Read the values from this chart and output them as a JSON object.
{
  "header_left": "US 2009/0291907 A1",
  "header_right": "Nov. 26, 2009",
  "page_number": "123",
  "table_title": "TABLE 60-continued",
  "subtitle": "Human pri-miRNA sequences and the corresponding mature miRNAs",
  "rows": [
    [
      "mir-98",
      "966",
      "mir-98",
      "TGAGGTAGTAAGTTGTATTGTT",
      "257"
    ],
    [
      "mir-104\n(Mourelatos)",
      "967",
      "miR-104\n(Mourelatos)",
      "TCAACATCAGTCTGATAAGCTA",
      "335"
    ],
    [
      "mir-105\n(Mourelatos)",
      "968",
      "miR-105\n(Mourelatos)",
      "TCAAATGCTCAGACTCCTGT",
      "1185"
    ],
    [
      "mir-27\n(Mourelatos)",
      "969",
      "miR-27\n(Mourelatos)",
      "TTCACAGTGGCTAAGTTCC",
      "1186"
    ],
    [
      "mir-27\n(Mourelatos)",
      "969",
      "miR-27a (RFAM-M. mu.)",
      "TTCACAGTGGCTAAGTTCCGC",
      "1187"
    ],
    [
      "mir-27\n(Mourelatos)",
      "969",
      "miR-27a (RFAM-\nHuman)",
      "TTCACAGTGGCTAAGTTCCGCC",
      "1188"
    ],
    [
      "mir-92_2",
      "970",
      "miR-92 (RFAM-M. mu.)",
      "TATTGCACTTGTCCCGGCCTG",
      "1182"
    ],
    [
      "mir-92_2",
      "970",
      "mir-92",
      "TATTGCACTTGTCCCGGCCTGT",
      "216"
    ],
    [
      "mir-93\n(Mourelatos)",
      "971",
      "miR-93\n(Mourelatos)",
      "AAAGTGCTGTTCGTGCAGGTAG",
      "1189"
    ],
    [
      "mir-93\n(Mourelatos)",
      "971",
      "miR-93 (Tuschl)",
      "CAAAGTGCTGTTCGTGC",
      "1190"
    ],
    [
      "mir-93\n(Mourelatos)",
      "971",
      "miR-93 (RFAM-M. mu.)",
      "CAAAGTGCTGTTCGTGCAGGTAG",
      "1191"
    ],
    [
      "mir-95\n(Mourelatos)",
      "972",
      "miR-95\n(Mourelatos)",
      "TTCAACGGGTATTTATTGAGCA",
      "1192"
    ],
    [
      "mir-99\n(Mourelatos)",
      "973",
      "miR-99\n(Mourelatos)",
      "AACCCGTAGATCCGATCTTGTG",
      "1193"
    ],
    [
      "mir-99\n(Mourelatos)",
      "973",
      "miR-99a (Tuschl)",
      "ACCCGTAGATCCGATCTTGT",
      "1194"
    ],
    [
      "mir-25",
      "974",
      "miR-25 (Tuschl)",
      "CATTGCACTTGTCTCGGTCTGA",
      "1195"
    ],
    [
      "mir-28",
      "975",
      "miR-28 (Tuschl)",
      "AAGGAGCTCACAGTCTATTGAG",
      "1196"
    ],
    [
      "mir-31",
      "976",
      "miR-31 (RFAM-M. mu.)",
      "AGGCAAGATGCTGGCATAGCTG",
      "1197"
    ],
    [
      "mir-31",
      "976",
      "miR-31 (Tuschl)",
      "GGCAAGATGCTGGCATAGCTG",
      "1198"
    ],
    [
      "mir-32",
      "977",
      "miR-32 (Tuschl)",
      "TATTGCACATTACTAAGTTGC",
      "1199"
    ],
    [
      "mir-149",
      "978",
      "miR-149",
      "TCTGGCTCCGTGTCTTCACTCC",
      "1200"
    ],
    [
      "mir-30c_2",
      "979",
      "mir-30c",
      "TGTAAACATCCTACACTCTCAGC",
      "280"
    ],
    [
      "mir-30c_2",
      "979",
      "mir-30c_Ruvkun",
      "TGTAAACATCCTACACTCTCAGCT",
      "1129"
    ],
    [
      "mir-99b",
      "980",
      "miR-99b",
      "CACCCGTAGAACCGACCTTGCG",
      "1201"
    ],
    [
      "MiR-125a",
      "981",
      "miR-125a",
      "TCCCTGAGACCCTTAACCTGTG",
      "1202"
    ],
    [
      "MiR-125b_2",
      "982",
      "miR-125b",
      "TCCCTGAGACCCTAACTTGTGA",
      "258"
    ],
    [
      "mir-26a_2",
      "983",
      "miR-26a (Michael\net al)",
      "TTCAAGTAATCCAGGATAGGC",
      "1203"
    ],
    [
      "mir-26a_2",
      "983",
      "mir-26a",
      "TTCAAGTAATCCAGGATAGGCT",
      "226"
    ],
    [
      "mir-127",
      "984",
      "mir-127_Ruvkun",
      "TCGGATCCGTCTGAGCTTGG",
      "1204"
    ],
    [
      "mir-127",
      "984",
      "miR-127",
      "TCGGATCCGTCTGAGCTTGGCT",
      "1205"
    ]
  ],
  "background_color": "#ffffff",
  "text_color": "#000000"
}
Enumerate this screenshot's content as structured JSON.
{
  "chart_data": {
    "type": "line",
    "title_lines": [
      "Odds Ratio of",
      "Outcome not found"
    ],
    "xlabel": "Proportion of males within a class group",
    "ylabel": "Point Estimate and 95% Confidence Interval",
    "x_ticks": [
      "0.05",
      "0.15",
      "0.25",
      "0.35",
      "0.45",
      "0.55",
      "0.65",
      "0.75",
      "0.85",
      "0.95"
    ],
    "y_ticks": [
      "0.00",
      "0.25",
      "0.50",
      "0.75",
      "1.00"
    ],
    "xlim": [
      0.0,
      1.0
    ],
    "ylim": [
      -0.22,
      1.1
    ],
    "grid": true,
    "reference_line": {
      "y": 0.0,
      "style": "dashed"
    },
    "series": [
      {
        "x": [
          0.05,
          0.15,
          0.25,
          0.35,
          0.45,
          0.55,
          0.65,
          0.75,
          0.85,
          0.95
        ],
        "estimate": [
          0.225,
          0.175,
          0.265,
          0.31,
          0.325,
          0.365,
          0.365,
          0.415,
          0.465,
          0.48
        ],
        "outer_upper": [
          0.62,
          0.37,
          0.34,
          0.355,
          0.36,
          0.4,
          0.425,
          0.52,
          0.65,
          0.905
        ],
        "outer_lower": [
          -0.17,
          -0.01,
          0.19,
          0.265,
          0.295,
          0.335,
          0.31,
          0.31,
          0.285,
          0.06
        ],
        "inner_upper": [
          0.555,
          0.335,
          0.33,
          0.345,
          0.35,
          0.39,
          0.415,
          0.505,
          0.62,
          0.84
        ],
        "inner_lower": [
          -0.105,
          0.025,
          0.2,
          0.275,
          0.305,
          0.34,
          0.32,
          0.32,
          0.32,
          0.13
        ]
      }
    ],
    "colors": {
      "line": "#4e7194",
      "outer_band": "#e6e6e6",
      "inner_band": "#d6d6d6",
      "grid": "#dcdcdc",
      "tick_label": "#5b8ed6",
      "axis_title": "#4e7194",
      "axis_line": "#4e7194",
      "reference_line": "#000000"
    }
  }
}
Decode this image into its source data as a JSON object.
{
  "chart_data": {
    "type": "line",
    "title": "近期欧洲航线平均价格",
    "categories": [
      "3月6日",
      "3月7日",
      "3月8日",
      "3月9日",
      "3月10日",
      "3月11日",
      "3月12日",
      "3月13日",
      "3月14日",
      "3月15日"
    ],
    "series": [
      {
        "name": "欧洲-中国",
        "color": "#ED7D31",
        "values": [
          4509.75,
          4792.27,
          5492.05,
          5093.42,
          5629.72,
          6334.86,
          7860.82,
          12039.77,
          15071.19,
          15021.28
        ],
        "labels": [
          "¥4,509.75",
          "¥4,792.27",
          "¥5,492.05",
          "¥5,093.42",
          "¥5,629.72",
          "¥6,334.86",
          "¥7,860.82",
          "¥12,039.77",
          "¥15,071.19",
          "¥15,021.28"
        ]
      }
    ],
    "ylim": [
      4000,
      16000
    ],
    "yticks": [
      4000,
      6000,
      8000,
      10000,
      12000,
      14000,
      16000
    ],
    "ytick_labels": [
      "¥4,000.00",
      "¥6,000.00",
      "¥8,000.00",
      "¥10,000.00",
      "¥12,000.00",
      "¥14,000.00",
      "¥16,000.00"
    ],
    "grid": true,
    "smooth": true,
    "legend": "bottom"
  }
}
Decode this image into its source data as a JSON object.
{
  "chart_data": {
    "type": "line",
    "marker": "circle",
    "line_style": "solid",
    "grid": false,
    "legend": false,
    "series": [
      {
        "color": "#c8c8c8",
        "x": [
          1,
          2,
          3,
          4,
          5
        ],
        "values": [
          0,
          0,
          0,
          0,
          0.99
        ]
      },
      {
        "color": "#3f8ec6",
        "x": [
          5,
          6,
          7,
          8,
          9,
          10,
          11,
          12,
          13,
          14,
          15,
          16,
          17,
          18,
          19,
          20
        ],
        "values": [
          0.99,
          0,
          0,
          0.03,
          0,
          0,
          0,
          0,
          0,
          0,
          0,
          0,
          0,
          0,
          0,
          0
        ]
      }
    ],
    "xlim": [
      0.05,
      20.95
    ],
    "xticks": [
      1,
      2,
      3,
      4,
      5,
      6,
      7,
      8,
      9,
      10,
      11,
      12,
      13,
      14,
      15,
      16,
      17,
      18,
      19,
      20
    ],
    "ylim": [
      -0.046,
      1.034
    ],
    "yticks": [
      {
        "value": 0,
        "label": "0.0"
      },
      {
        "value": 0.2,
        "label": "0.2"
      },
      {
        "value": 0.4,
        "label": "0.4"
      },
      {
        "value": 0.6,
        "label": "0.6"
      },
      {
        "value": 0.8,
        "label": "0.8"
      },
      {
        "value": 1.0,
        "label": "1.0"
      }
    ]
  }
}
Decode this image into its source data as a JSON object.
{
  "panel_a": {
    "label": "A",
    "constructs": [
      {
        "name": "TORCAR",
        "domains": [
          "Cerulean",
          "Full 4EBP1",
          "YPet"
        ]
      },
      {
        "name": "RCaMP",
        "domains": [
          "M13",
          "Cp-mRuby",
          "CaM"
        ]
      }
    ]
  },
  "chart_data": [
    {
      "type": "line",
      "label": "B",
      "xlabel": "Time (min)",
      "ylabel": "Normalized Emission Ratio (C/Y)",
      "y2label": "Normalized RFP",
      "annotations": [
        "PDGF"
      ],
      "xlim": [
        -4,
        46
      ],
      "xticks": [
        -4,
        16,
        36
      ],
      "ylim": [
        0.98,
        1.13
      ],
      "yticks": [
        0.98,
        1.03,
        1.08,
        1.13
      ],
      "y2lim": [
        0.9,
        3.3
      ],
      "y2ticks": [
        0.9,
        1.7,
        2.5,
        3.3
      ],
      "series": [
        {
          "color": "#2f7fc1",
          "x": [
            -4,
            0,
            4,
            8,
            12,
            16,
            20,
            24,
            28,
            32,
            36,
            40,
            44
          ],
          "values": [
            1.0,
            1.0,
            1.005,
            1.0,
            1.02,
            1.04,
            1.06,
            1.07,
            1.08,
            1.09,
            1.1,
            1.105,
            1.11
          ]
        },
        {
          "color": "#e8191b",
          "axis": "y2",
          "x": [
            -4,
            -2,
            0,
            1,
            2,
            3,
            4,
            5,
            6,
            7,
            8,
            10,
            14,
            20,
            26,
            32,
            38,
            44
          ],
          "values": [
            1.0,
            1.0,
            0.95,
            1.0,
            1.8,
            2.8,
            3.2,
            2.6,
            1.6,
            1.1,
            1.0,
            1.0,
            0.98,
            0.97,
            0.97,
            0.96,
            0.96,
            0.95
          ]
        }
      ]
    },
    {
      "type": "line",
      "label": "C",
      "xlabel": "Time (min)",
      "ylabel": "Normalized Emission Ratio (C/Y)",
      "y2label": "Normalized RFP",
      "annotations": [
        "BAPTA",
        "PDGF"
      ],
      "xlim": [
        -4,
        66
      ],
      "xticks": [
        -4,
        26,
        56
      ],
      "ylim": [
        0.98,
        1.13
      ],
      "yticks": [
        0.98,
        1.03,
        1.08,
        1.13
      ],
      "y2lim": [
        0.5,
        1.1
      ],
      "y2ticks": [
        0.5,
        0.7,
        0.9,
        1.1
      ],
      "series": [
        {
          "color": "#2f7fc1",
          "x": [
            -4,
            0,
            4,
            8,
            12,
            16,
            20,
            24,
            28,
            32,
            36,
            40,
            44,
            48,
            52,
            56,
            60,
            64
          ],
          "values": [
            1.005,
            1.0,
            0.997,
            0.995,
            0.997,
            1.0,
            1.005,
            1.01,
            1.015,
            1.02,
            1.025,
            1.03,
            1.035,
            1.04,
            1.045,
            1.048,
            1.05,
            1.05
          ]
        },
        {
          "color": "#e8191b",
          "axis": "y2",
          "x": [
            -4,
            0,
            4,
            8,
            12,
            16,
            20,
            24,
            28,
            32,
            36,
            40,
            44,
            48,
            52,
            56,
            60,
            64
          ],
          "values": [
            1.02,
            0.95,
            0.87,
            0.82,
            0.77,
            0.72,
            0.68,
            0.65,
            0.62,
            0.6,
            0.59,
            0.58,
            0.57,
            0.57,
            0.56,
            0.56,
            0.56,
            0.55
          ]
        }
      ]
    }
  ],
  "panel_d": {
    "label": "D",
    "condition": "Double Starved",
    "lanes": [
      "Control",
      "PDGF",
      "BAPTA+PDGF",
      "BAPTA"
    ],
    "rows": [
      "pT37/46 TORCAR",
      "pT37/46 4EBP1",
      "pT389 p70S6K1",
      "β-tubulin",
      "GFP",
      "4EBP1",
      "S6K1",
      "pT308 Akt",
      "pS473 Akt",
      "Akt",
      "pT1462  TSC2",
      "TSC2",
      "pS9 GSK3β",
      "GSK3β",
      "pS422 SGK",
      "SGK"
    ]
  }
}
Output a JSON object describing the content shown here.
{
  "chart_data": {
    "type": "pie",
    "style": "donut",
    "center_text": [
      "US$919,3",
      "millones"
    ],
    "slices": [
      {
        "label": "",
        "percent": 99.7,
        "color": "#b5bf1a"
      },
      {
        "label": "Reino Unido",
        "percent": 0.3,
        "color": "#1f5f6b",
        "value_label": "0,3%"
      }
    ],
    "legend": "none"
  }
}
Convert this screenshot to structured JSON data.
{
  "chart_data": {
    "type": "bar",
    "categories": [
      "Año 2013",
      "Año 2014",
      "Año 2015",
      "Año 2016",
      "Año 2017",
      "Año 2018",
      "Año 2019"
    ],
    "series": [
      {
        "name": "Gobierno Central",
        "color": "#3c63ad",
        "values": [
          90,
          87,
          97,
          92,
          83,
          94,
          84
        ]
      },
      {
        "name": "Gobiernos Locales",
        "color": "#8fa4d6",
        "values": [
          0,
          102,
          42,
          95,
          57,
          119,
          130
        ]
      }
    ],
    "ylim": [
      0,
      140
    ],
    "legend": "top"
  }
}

_Work to be completed:_
Where a line of the data holds "screenshot", show that line.

_Solution below:_
Enumerate this screenshot's content as structured JSON.
Convert this screenshot to structured JSON data.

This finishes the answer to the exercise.